Data shown -
****

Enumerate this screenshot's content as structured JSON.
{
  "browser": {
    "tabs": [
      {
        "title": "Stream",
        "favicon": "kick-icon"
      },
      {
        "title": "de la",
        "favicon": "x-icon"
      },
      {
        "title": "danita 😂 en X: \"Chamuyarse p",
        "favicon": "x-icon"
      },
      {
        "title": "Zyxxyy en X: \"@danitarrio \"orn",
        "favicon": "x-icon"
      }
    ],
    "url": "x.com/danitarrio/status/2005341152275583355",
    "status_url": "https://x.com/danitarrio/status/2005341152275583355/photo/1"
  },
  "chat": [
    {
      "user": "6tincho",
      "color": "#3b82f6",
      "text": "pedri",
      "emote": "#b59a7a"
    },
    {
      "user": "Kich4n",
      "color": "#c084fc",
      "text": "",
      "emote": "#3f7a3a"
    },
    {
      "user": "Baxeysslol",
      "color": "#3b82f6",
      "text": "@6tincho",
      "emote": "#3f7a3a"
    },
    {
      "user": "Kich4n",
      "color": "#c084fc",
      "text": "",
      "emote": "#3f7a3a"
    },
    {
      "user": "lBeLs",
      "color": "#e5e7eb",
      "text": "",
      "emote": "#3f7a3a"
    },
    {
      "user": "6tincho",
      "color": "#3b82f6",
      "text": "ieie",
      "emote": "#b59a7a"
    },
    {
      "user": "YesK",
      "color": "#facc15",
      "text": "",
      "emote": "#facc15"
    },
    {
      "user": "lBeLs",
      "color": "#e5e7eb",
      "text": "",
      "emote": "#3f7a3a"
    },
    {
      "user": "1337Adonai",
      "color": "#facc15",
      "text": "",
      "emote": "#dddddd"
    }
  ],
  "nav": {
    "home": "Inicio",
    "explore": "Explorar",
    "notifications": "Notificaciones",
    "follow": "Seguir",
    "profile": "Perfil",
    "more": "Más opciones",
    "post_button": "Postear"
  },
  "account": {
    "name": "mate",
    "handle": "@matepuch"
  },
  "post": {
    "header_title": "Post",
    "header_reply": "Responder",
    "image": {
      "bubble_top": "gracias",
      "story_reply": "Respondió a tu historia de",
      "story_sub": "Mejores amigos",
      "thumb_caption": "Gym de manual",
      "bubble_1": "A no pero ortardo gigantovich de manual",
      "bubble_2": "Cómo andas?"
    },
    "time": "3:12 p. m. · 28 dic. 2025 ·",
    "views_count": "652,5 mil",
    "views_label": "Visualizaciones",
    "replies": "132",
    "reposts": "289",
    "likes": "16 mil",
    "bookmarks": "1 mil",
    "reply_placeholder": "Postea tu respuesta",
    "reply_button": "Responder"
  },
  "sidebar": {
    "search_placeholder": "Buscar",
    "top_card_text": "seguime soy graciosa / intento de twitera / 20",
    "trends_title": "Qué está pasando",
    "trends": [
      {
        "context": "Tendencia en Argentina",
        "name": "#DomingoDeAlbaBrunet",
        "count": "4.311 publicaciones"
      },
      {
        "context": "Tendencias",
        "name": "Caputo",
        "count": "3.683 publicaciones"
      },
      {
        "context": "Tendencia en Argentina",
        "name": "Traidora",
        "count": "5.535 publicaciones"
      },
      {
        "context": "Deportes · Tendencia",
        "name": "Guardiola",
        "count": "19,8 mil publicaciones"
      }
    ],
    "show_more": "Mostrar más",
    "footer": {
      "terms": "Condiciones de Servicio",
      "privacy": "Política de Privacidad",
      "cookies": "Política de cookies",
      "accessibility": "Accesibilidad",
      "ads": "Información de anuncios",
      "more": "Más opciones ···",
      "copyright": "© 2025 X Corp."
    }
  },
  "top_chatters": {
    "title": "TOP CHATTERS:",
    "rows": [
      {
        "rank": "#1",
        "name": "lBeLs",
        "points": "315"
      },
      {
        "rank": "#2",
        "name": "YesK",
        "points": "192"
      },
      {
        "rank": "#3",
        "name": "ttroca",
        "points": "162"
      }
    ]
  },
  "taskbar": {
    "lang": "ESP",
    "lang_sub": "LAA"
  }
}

****

What the exercise asks -
Only a number is wanted: how many lines contain the word "context"?

Exercise answer -
4